● **DOCUMENT**:
====================

Mais les mesures réalisées sur l'hélium muonique peuvent aussi être comparées avec des expériences menées sur des atomes et des ions d'hélium conventionnels. Dans le cas de ces derniers également, il est possible d'utiliser des systèmes laser pour déclencher et mesurer des transitions d'énergie. Mais des transitions d'énergie électroniques, cette fois, et non pas muoniques. Les mesure sur de l'hélium électronique sont actuellement en cours. La comparaison des résultats des deux mesures permettra de tirer des conclusions sur certaines constantes naturelles fondamentales, comme la constante de Rydberg qui joue un rôle en mécanique quantique.

Collaboration de longue date

Alors que la mesure du rayon du proton n'avait abouti qu'au terme de fastidieux essais, l'expérience sur le noyau d'hélium a fonctionné d'emblée. «Nous avons eu de la chance que tout se déroule sans accroc, raconte Aldo Antognini. Car avec notre système laser, nous évoluons aux limites de la technologies et des pannes sont vite arrivées.»

«Les choses seront encore plus compliquées avec notre nouveau projet, où nous nous consacrons au rayon magnétique du proton et où les impulsions laser doivent être encore dix fois plus riches en énergie!», relève Karsten Schuhmann, de l'ETH Zurich.

====================

● **SUPPORT DE TRAVAIL**:
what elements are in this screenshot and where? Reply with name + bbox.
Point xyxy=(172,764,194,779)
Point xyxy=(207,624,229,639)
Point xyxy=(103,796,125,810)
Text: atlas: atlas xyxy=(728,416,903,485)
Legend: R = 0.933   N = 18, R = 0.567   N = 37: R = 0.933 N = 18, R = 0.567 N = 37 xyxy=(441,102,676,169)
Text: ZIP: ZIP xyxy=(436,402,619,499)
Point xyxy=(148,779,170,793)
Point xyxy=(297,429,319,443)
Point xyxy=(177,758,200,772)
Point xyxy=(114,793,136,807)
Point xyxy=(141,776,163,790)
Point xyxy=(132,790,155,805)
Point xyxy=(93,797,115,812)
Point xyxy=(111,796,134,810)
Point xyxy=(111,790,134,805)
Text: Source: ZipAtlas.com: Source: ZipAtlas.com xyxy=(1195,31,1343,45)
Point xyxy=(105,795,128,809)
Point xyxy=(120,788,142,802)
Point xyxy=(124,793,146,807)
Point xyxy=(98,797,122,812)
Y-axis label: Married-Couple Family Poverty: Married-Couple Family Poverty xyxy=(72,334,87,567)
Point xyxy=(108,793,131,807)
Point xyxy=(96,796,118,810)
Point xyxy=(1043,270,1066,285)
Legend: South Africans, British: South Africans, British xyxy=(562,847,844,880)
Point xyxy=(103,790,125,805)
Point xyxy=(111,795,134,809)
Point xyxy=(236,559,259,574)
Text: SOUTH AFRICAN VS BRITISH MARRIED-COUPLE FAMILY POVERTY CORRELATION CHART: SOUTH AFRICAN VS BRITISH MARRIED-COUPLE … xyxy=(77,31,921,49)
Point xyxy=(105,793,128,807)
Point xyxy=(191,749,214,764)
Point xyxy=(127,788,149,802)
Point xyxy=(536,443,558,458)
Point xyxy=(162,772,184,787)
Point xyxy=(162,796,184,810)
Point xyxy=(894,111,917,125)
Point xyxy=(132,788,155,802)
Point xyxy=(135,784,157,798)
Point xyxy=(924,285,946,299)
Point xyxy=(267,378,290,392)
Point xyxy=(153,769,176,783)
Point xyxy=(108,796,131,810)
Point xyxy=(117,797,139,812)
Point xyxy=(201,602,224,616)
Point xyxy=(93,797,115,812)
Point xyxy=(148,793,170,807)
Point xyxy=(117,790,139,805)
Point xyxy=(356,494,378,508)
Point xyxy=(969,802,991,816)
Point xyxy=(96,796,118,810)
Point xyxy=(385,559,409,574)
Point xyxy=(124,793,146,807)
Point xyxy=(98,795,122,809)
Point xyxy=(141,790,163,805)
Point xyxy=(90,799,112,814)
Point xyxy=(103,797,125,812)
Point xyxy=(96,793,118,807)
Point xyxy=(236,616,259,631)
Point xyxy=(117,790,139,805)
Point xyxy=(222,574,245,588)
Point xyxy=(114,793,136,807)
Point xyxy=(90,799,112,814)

====================

● **TRAVAIL DEMANDÉ**:
1. Recopiez à l'identique les entrées, depuis la toute première jusqu'à la ligne contenant « Point xyxy=(111,790,134,805) », celle-ci comprise.
2. Poursuivez le texte sur l'hélium muonique à la suite de sa dernière phrase.

● **CORRIGÉ DE L'EXERCICE**:
1.
what elements are in this screenshot and where? Reply with name + bbox.
Point xyxy=(172,764,194,779)
Point xyxy=(207,624,229,639)
Point xyxy=(103,796,125,810)
Text: atlas: atlas xyxy=(728,416,903,485)
Legend: R = 0.933   N = 18, R = 0.567   N = 37: R = 0.933 N = 18, R = 0.567 N = 37 xyxy=(441,102,676,169)
Text: ZIP: ZIP xyxy=(436,402,619,499)
Point xyxy=(148,779,170,793)
Point xyxy=(297,429,319,443)
Point xyxy=(177,758,200,772)
Point xyxy=(114,793,136,807)
Point xyxy=(141,776,163,790)
Point xyxy=(132,790,155,805)
Point xyxy=(93,797,115,812)
Point xyxy=(111,796,134,810)
Point xyxy=(111,790,134,805)

2.
Le résultat actuel est l'aboutissement de 20 ans d'une fructueuse collaboration qui réunit des instituts renommés comme le PSI, l'ETH Zurich, l'Institut Max-Planck d'optique quantique à Garching près de Munich, l'Institut für Strahlwerkzeuge de l'Université de Stuttgart, le cluster d'excellence PRISMA+ de l'Université Johannes-Gutenberg à Mayence, le Laboratoire Kastler Brossel/CNRS/Sorbonne Univ/ENS Paris/Collège de France à Paris, les universités de Coimbra et de Lisbonne au Portugal et la National Tsing Hua University à Taïwan. Ces travaux ont été financés, entre autres, par le Conseil européen de la recherche, le Fonds national suisse et la Fondation allemande pour la recherche.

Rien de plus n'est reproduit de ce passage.